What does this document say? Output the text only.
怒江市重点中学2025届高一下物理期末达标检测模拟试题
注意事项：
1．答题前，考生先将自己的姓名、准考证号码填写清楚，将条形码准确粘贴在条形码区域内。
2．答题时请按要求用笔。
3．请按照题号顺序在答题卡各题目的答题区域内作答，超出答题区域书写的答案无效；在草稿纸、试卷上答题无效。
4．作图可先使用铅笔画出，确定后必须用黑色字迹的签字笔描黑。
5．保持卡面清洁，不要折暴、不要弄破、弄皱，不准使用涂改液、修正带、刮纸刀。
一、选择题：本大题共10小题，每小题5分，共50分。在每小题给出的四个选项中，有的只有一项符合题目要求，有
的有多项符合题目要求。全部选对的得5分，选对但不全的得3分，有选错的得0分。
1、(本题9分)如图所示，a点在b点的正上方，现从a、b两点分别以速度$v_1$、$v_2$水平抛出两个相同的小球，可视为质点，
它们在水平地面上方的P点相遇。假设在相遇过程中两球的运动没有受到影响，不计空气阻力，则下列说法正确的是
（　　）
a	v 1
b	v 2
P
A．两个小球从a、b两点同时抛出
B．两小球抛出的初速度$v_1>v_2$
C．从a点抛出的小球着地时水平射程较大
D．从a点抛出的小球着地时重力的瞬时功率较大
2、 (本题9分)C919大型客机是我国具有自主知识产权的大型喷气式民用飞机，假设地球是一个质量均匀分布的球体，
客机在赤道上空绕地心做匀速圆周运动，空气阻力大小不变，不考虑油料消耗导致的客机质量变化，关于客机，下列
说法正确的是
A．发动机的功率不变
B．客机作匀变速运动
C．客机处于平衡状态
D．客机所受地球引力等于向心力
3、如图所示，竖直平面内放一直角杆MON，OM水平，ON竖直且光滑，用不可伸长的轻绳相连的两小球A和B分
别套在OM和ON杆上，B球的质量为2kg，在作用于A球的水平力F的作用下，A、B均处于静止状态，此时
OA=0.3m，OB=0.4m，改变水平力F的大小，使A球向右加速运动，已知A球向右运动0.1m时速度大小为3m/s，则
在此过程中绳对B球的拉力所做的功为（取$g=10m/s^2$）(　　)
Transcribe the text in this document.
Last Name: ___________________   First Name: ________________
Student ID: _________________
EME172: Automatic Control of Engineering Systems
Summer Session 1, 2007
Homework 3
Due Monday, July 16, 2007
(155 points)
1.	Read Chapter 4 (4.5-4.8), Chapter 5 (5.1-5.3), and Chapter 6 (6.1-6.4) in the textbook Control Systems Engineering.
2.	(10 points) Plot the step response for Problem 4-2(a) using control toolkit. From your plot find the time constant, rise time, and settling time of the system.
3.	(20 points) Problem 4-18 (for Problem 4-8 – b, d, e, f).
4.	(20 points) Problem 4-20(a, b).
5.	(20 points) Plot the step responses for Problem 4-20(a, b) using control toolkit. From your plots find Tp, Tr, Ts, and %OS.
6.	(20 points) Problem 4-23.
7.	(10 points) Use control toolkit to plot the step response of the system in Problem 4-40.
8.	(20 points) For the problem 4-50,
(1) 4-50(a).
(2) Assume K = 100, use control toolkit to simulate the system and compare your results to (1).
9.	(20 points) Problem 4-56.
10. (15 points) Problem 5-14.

-------

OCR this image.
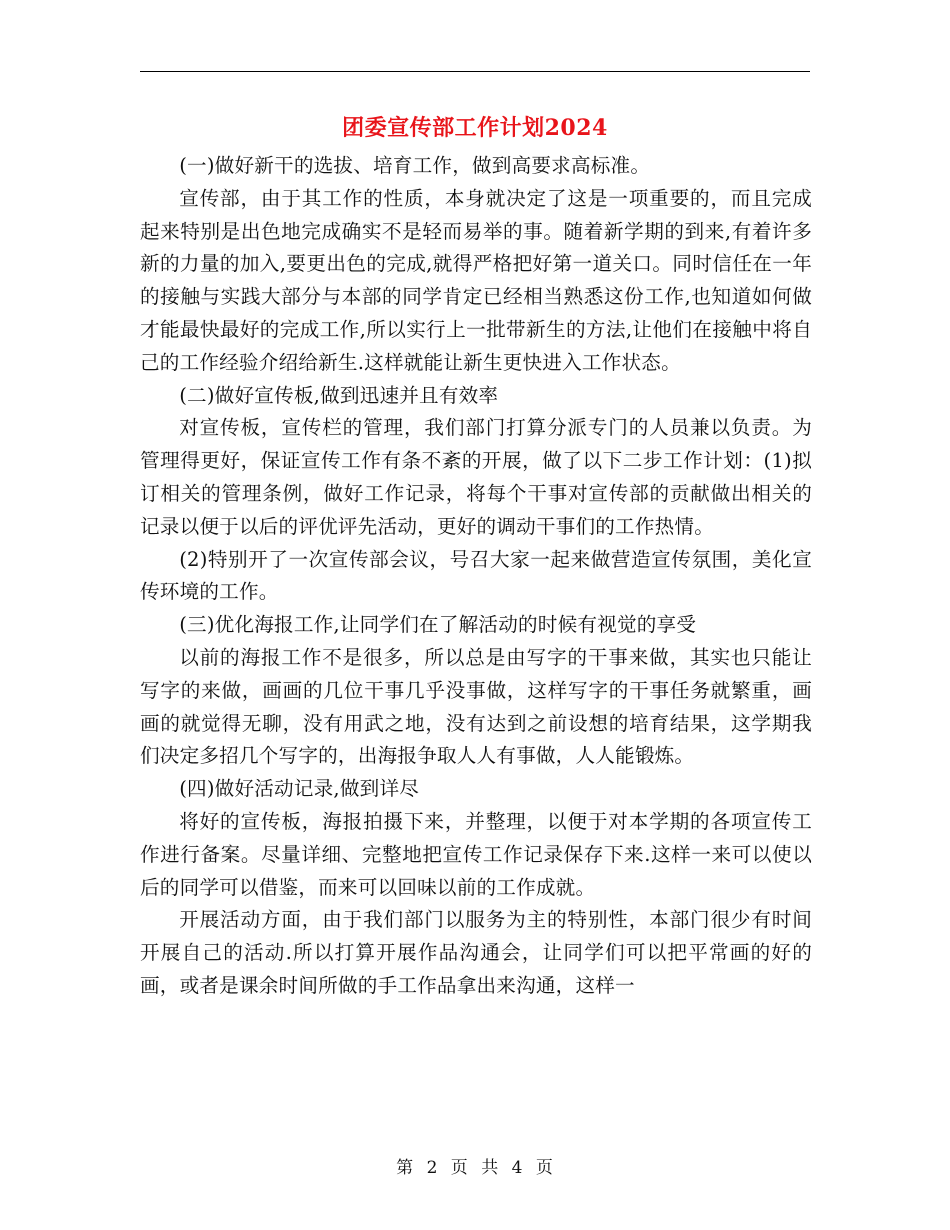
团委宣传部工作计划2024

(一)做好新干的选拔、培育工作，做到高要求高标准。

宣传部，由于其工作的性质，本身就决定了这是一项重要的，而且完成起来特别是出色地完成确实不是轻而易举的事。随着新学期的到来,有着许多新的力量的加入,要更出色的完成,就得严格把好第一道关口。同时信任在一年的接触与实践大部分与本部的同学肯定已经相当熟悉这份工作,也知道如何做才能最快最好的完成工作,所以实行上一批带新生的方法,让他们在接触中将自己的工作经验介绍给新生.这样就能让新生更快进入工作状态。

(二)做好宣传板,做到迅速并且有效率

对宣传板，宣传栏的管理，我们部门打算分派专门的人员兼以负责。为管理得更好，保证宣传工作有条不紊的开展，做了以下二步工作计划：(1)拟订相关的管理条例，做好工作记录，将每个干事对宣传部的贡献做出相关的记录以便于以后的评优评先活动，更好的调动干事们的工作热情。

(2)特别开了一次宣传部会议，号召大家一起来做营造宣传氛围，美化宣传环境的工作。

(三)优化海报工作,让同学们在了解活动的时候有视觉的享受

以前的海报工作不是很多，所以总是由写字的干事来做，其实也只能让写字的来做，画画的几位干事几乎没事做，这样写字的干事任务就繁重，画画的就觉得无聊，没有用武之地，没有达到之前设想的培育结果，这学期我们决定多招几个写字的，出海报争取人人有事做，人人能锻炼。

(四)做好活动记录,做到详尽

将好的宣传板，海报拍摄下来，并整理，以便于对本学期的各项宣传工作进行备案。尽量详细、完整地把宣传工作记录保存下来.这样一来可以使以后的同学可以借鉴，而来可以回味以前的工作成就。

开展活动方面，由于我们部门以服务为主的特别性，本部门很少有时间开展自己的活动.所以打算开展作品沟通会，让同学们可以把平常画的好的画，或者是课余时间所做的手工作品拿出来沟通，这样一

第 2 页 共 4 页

-------

WHAT YOU HAVE TO DO: Using the records above, copy each line that contains "step".

FULL RESPONSE:
2.	(10 points) Plot the step response for Problem 4-2(a) using control toolkit. From your plot find the time constant, rise time, and settling time of the system.
5.	(20 points) Plot the step responses for Problem 4-20(a, b) using control toolkit. From your plots find Tp, Tr, Ts, and %OS.
7.	(10 points) Use control toolkit to plot the step response of the system in Problem 4-40.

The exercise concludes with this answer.